— Begin DATASET ROWS —

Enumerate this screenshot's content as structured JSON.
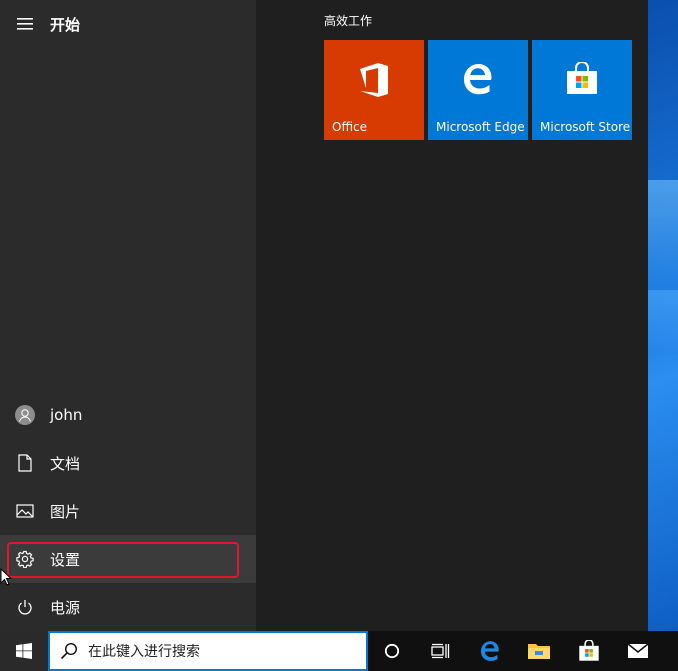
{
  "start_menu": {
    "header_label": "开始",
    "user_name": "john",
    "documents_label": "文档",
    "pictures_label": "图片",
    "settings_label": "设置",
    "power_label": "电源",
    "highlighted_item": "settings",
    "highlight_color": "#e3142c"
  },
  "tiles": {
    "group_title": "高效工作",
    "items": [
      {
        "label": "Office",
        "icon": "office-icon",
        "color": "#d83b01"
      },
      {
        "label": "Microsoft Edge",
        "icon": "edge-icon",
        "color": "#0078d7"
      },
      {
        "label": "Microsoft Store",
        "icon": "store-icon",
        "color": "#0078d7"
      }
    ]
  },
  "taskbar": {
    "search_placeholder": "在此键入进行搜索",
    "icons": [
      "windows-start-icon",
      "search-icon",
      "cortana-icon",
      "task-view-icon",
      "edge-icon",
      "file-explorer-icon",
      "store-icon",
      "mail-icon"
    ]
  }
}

— End DATASET ROWS —
— Begin DATASET ROWS —

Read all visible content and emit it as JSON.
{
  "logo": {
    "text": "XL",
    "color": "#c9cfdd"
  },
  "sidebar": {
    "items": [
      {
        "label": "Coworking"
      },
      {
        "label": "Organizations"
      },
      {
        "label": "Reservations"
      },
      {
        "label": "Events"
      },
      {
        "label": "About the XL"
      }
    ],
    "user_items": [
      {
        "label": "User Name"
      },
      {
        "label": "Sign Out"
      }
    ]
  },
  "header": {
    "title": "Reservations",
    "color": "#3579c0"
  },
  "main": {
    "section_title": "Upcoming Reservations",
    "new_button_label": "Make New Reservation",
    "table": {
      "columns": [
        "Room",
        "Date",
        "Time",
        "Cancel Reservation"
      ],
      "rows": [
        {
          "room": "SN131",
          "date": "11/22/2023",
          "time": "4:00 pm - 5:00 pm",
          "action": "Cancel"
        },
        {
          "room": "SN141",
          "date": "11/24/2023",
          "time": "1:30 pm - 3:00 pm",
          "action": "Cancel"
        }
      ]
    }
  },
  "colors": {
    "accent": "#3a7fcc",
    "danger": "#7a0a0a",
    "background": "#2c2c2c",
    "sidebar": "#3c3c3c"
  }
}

— End DATASET ROWS —

_WRITTEN PROBLEM_
Extract from the data every line where "JSON" shows up.

_RIGHT ANSWER_
Enumerate this screenshot's content as structured JSON.
Read all visible content and emit it as JSON.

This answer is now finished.